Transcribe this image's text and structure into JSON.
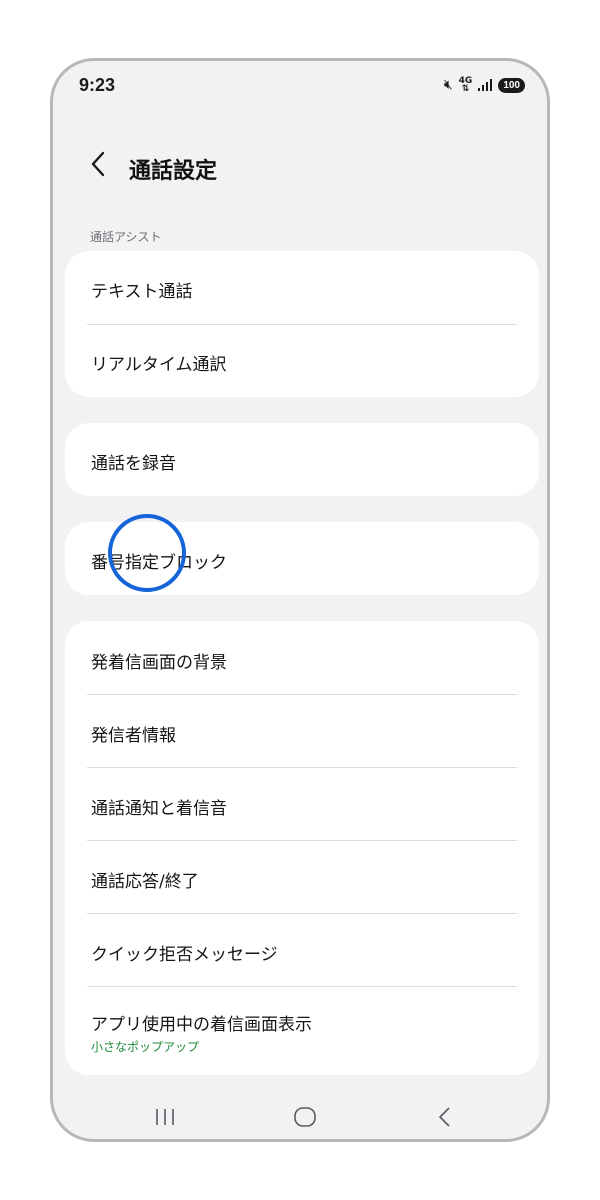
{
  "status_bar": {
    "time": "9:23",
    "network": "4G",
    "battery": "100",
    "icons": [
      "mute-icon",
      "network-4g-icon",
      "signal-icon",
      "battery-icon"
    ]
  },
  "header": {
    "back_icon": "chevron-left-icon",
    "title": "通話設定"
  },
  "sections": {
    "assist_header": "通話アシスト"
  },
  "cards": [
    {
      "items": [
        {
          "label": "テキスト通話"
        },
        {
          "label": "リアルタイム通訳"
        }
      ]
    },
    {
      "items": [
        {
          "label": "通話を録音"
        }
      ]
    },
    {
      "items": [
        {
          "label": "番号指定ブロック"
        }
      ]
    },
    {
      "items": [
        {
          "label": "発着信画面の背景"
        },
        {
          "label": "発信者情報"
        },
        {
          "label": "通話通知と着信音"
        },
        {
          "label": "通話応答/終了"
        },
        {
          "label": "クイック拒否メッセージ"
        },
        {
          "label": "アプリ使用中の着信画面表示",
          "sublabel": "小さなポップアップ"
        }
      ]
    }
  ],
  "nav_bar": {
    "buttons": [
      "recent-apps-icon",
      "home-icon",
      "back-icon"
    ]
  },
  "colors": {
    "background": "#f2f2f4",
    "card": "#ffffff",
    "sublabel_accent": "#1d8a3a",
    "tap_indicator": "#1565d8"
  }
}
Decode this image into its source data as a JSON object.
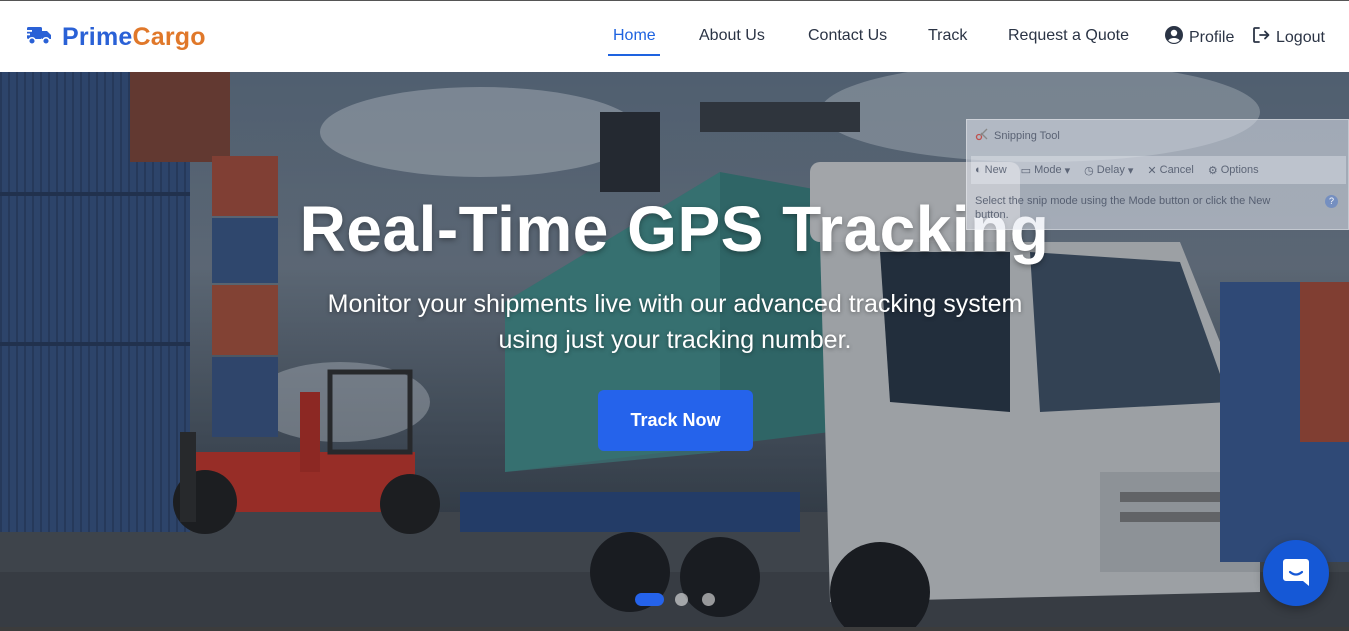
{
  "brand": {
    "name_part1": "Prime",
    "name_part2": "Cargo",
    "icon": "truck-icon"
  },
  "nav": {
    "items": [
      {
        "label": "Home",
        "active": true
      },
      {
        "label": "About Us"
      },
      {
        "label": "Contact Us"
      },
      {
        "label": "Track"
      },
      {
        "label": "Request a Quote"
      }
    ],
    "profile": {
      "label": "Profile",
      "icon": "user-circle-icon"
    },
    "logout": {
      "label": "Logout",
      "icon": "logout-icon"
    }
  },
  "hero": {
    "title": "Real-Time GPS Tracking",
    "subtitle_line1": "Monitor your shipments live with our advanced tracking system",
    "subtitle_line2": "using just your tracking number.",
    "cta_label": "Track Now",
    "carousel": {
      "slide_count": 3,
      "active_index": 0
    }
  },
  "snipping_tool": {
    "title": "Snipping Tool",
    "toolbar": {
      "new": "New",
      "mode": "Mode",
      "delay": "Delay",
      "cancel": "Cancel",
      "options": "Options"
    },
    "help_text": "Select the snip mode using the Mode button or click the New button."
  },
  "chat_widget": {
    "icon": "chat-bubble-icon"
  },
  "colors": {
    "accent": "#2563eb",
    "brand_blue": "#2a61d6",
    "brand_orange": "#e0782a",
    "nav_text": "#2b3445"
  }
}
_ _ _ _
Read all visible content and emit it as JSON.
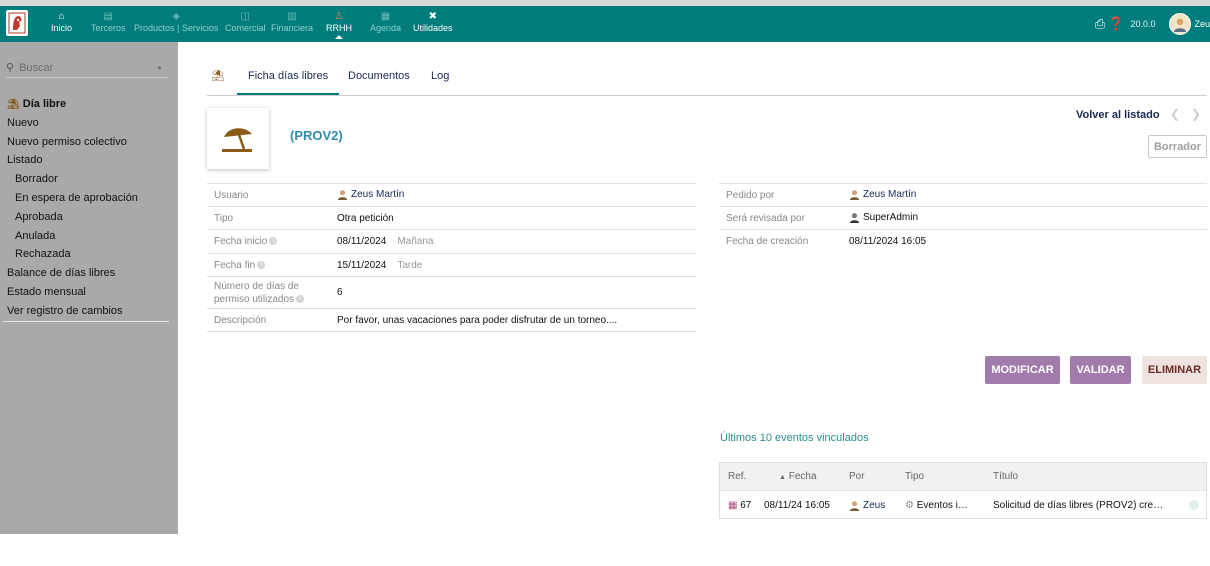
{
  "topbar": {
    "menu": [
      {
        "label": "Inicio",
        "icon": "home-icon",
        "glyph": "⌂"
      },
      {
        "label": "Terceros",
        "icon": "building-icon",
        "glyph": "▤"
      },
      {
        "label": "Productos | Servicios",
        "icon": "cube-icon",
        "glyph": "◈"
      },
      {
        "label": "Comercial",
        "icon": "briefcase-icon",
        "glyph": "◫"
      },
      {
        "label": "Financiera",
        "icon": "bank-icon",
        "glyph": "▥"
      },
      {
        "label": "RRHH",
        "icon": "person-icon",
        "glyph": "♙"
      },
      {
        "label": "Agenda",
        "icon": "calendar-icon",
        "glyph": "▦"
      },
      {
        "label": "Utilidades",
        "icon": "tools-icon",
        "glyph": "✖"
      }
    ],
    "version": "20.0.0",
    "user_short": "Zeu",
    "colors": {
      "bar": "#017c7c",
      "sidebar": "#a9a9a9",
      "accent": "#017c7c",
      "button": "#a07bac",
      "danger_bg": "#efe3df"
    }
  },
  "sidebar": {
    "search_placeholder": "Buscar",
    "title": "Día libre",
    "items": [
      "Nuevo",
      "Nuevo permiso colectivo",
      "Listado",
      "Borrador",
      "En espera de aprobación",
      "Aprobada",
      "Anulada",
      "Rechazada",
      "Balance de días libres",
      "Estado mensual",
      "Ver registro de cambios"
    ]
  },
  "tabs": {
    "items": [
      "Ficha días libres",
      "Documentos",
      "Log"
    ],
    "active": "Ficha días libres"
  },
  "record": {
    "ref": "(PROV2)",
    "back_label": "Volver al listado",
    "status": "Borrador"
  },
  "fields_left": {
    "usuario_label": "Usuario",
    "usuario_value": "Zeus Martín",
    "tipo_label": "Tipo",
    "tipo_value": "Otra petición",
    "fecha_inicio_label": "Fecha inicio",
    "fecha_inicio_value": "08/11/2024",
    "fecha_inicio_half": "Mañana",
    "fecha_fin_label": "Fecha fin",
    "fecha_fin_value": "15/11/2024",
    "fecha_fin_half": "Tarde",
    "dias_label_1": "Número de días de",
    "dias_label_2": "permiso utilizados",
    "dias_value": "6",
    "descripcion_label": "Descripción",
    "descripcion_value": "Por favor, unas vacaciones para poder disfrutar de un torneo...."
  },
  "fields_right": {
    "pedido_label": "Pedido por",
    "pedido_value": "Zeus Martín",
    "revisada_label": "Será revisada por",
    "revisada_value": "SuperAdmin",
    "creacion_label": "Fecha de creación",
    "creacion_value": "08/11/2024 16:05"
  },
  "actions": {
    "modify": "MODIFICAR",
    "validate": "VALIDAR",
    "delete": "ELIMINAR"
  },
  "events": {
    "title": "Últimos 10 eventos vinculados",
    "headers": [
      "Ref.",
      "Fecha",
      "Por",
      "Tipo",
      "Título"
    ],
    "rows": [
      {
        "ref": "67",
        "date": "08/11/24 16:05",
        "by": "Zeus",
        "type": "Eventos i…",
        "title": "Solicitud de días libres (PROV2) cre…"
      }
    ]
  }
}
_ _ _ _
Search the preceding listing for the word "into" and pull out every line that holds it.

Transcribe this image's text and structure into JSON.
Decode this image into its source data as a JSON object.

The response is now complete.